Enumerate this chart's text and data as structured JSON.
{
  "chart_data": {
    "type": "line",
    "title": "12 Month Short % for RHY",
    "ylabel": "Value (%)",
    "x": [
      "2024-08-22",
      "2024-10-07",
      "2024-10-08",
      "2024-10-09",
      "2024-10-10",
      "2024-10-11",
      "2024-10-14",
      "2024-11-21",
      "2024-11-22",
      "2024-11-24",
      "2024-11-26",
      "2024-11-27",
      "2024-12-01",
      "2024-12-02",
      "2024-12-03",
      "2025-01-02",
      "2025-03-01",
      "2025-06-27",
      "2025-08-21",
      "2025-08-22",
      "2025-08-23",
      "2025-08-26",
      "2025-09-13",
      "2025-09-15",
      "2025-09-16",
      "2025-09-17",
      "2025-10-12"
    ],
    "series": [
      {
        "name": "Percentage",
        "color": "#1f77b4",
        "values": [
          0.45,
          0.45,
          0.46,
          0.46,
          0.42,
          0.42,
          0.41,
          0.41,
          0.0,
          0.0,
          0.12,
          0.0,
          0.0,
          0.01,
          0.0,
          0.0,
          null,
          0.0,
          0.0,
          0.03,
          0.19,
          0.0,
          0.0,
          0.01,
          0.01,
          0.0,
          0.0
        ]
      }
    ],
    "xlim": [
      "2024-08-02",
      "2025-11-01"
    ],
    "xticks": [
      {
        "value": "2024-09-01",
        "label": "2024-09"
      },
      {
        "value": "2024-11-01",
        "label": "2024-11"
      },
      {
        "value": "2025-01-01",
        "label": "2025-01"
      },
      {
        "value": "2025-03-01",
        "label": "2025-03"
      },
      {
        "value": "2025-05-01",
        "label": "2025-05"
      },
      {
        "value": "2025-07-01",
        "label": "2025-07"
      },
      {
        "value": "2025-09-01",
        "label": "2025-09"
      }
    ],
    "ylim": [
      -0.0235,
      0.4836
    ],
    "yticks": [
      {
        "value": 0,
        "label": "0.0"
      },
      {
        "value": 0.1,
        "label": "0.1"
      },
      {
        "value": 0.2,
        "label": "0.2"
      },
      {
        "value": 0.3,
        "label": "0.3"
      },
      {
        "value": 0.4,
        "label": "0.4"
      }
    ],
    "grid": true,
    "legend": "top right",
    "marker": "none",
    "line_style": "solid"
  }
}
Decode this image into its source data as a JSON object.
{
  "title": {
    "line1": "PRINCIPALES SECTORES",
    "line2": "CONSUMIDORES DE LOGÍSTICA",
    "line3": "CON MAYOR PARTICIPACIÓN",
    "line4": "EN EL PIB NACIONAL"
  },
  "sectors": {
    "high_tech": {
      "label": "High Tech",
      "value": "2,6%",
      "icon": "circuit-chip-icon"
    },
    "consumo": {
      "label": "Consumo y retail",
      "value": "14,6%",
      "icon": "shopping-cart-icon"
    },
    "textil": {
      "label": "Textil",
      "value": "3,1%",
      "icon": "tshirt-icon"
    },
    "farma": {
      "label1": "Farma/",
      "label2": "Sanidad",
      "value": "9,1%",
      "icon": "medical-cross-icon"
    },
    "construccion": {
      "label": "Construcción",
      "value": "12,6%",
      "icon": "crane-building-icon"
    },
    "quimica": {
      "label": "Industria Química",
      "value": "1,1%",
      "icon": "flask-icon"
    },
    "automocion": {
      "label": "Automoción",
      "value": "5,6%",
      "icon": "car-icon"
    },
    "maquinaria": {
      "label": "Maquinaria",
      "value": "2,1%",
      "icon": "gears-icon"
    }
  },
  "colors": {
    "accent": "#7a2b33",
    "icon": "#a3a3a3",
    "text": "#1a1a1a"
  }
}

• [Do this] Quote, without alteration, the final stretch of the entries: the line with "Decode this image" onward to the last line.

• [Task solution]
Decode this image into its source data as a JSON object.
{
  "title": {
    "line1": "PRINCIPALES SECTORES",
    "line2": "CONSUMIDORES DE LOGÍSTICA",
    "line3": "CON MAYOR PARTICIPACIÓN",
    "line4": "EN EL PIB NACIONAL"
  },
  "sectors": {
    "high_tech": {
      "label": "High Tech",
      "value": "2,6%",
      "icon": "circuit-chip-icon"
    },
    "consumo": {
      "label": "Consumo y retail",
      "value": "14,6%",
      "icon": "shopping-cart-icon"
    },
    "textil": {
      "label": "Textil",
      "value": "3,1%",
      "icon": "tshirt-icon"
    },
    "farma": {
      "label1": "Farma/",
      "label2": "Sanidad",
      "value": "9,1%",
      "icon": "medical-cross-icon"
    },
    "construccion": {
      "label": "Construcción",
      "value": "12,6%",
      "icon": "crane-building-icon"
    },
    "quimica": {
      "label": "Industria Química",
      "value": "1,1%",
      "icon": "flask-icon"
    },
    "automocion": {
      "label": "Automoción",
      "value": "5,6%",
      "icon": "car-icon"
    },
    "maquinaria": {
      "label": "Maquinaria",
      "value": "2,1%",
      "icon": "gears-icon"
    }
  },
  "colors": {
    "accent": "#7a2b33",
    "icon": "#a3a3a3",
    "text": "#1a1a1a"
  }
}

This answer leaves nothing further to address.